Dataset items
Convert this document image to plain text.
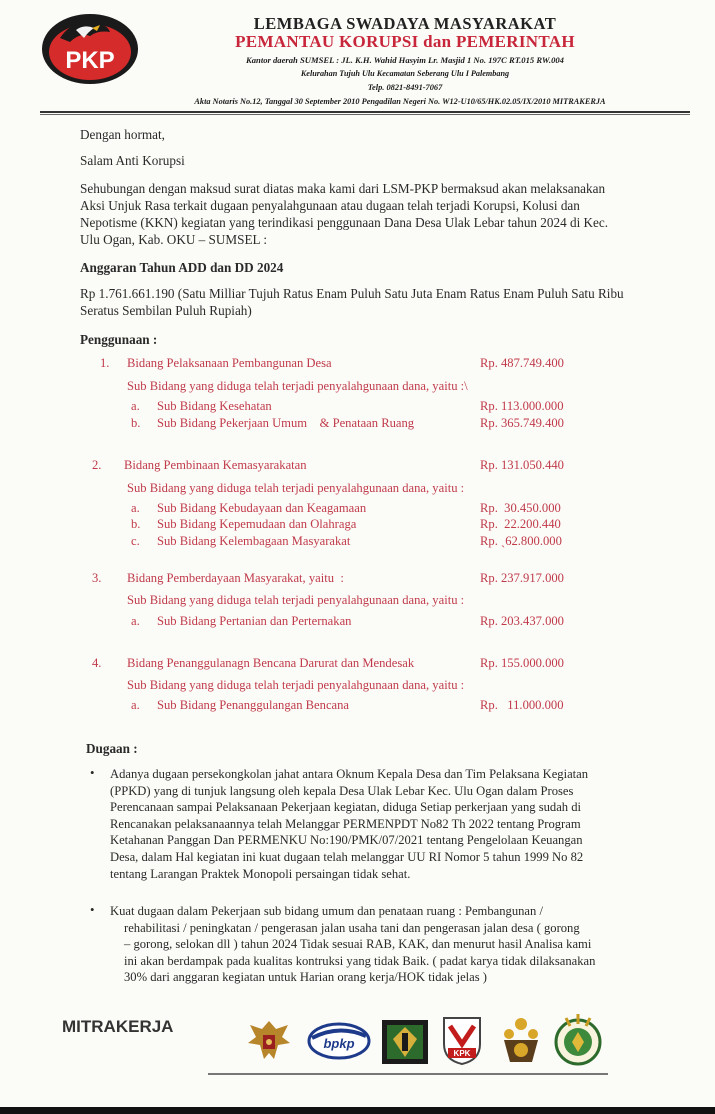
PKP
LEMBAGA SWADAYA MASYARAKAT
PEMANTAU KORUPSI dan PEMERINTAH
Kantor daerah SUMSEL : JL. K.H. Wahid Hasyim Lr. Masjid 1 No. 197C RT.015 RW.004
Kelurahan Tujuh Ulu Kecamatan Seberang Ulu I Palembang
Telp. 0821-8491-7067
Akta Notaris No.12, Tanggal 30 September 2010 Pengadilan Negeri No. W12-U10/65/HK.02.05/IX/2010 MITRAKERJA
Dengan hormat,
Salam Anti Korupsi
Sehubungan dengan maksud surat diatas maka kami dari LSM-PKP bermaksud akan melaksanakan
Aksi Unjuk Rasa terkait dugaan penyalahgunaan atau dugaan telah terjadi Korupsi, Kolusi dan
Nepotisme (KKN) kegiatan yang terindikasi penggunaan Dana Desa Ulak Lebar tahun 2024 di Kec.
Ulu Ogan, Kab. OKU – SUMSEL :
Anggaran Tahun ADD dan DD 2024
Rp 1.761.661.190 (Satu Milliar Tujuh Ratus Enam Puluh Satu Juta Enam Ratus Enam Puluh Satu Ribu
Seratus Sembilan Puluh Rupiah)
Penggunaan :
1. Bidang Pelaksanaan Pembangunan Desa	Rp. 487.749.400
Sub Bidang yang diduga telah terjadi penyalahgunaan dana, yaitu :\
a. Sub Bidang Kesehatan	Rp. 113.000.000
b. Sub Bidang Pekerjaan Umum    & Penataan Ruang	Rp. 365.749.400
2. Bidang Pembinaan Kemasyarakatan	Rp. 131.050.440
Sub Bidang yang diduga telah terjadi penyalahgunaan dana, yaitu :
a. Sub Bidang Kebudayaan dan Keagamaan	Rp.  30.450.000
b. Sub Bidang Kepemudaan dan Olahraga	Rp.  22.200.440
c. Sub Bidang Kelembagaan Masyarakat	Rp. ˎ62.800.000
3. Bidang Pemberdayaan Masyarakat, yaitu  :	Rp. 237.917.000
Sub Bidang yang diduga telah terjadi penyalahgunaan dana, yaitu :
a. Sub Bidang Pertanian dan Perternakan	Rp. 203.437.000
4. Bidang Penanggulanagn Bencana Darurat dan Mendesak	Rp. 155.000.000
Sub Bidang yang diduga telah terjadi penyalahgunaan dana, yaitu :
a. Sub Bidang Penanggulangan Bencana	Rp.   11.000.000
Dugaan :
• Adanya dugaan persekongkolan jahat antara Oknum Kepala Desa dan Tim Pelaksana Kegiatan
(PPKD) yang di tunjuk langsung oleh kepala Desa Ulak Lebar Kec. Ulu Ogan dalam Proses
Perencanaan sampai Pelaksanaan Pekerjaan kegiatan, diduga Setiap perkerjaan yang sudah di
Rencanakan pelaksanaannya telah Melanggar PERMENPDT No82 Th 2022 tentang Program
Ketahanan Panggan Dan PERMENKU No:190/PMK/07/2021 tentang Pengelolaan Keuangan
Desa, dalam Hal kegiatan ini kuat dugaan telah melanggar UU RI Nomor 5 tahun 1999 No 82
tentang Larangan Praktek Monopoli persaingan tidak sehat.
• Kuat dugaan dalam Pekerjaan sub bidang umum dan penataan ruang : Pembangunan /
rehabilitasi / peningkatan / pengerasan jalan usaha tani dan pengerasan jalan desa ( gorong
– gorong, selokan dll ) tahun 2024 Tidak sesuai RAB, KAK, dan menurut hasil Analisa kami
ini akan berdampak pada kualitas kontruksi yang tidak Baik. ( padat karya tidak dilaksanakan
30% dari anggaran kegiatan untuk Harian orang kerja/HOK tidak jelas )
MITRAKERJA
bpkp
KPK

SHORT PROBLEM: Omit the pictures and reproduce the listing exactly.

REPLY TO THE TASK:
Convert this document image to plain text.
PKP
LEMBAGA SWADAYA MASYARAKAT
PEMANTAU KORUPSI dan PEMERINTAH
Kantor daerah SUMSEL : JL. K.H. Wahid Hasyim Lr. Masjid 1 No. 197C RT.015 RW.004
Kelurahan Tujuh Ulu Kecamatan Seberang Ulu I Palembang
Telp. 0821-8491-7067
Akta Notaris No.12, Tanggal 30 September 2010 Pengadilan Negeri No. W12-U10/65/HK.02.05/IX/2010 MITRAKERJA
Dengan hormat,
Salam Anti Korupsi
Sehubungan dengan maksud surat diatas maka kami dari LSM-PKP bermaksud akan melaksanakan
Aksi Unjuk Rasa terkait dugaan penyalahgunaan atau dugaan telah terjadi Korupsi, Kolusi dan
Nepotisme (KKN) kegiatan yang terindikasi penggunaan Dana Desa Ulak Lebar tahun 2024 di Kec.
Ulu Ogan, Kab. OKU – SUMSEL :
Anggaran Tahun ADD dan DD 2024
Rp 1.761.661.190 (Satu Milliar Tujuh Ratus Enam Puluh Satu Juta Enam Ratus Enam Puluh Satu Ribu
Seratus Sembilan Puluh Rupiah)
Penggunaan :
1. Bidang Pelaksanaan Pembangunan Desa	Rp. 487.749.400
Sub Bidang yang diduga telah terjadi penyalahgunaan dana, yaitu :\
a. Sub Bidang Kesehatan	Rp. 113.000.000
b. Sub Bidang Pekerjaan Umum    & Penataan Ruang	Rp. 365.749.400
2. Bidang Pembinaan Kemasyarakatan	Rp. 131.050.440
Sub Bidang yang diduga telah terjadi penyalahgunaan dana, yaitu :
a. Sub Bidang Kebudayaan dan Keagamaan	Rp.  30.450.000
b. Sub Bidang Kepemudaan dan Olahraga	Rp.  22.200.440
c. Sub Bidang Kelembagaan Masyarakat	Rp. ˎ62.800.000
3. Bidang Pemberdayaan Masyarakat, yaitu  :	Rp. 237.917.000
Sub Bidang yang diduga telah terjadi penyalahgunaan dana, yaitu :
a. Sub Bidang Pertanian dan Perternakan	Rp. 203.437.000
4. Bidang Penanggulanagn Bencana Darurat dan Mendesak	Rp. 155.000.000
Sub Bidang yang diduga telah terjadi penyalahgunaan dana, yaitu :
a. Sub Bidang Penanggulangan Bencana	Rp.   11.000.000
Dugaan :
• Adanya dugaan persekongkolan jahat antara Oknum Kepala Desa dan Tim Pelaksana Kegiatan
(PPKD) yang di tunjuk langsung oleh kepala Desa Ulak Lebar Kec. Ulu Ogan dalam Proses
Perencanaan sampai Pelaksanaan Pekerjaan kegiatan, diduga Setiap perkerjaan yang sudah di
Rencanakan pelaksanaannya telah Melanggar PERMENPDT No82 Th 2022 tentang Program
Ketahanan Panggan Dan PERMENKU No:190/PMK/07/2021 tentang Pengelolaan Keuangan
Desa, dalam Hal kegiatan ini kuat dugaan telah melanggar UU RI Nomor 5 tahun 1999 No 82
tentang Larangan Praktek Monopoli persaingan tidak sehat.
• Kuat dugaan dalam Pekerjaan sub bidang umum dan penataan ruang : Pembangunan /
rehabilitasi / peningkatan / pengerasan jalan usaha tani dan pengerasan jalan desa ( gorong
– gorong, selokan dll ) tahun 2024 Tidak sesuai RAB, KAK, dan menurut hasil Analisa kami
ini akan berdampak pada kualitas kontruksi yang tidak Baik. ( padat karya tidak dilaksanakan
30% dari anggaran kegiatan untuk Harian orang kerja/HOK tidak jelas )
MITRAKERJA
bpkp
KPK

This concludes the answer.